REQUEST: Which lines hold the word "text"? Copy each of them.

INFORMATION SHOWN:
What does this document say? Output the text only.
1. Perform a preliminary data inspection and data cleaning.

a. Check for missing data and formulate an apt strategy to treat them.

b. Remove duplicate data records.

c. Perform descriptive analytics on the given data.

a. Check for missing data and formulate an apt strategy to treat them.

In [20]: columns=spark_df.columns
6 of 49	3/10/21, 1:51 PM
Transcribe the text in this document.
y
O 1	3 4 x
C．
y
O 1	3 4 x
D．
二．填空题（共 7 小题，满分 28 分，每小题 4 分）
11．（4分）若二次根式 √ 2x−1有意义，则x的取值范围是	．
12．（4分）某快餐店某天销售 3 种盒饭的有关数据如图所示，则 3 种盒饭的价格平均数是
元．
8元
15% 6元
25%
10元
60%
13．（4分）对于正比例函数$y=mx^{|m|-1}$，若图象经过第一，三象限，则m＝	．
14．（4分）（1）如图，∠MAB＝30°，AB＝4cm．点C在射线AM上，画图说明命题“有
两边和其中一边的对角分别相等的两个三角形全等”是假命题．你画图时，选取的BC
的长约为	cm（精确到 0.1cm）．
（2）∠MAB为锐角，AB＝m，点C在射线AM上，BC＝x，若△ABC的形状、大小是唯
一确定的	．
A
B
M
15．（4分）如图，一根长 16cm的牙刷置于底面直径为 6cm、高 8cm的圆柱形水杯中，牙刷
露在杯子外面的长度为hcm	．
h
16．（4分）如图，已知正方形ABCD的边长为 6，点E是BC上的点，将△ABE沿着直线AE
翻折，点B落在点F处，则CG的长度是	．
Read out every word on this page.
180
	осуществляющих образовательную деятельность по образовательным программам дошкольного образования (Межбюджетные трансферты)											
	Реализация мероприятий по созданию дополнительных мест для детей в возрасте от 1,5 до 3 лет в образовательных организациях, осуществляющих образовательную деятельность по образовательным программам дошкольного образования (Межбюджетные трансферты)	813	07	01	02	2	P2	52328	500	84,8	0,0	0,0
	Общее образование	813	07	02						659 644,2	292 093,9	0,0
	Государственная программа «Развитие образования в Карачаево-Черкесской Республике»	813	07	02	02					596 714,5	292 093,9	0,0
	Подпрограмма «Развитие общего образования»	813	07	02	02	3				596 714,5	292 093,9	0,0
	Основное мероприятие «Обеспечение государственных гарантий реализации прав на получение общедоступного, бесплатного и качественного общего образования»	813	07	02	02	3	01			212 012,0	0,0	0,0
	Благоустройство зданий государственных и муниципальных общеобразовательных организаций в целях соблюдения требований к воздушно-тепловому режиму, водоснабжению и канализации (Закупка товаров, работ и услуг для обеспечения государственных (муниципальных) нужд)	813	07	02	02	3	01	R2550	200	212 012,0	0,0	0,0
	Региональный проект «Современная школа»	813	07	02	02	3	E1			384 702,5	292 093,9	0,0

ANSWER TO THIS TASK:
What does this document say? Output the text only.
Transcribe the text in this document.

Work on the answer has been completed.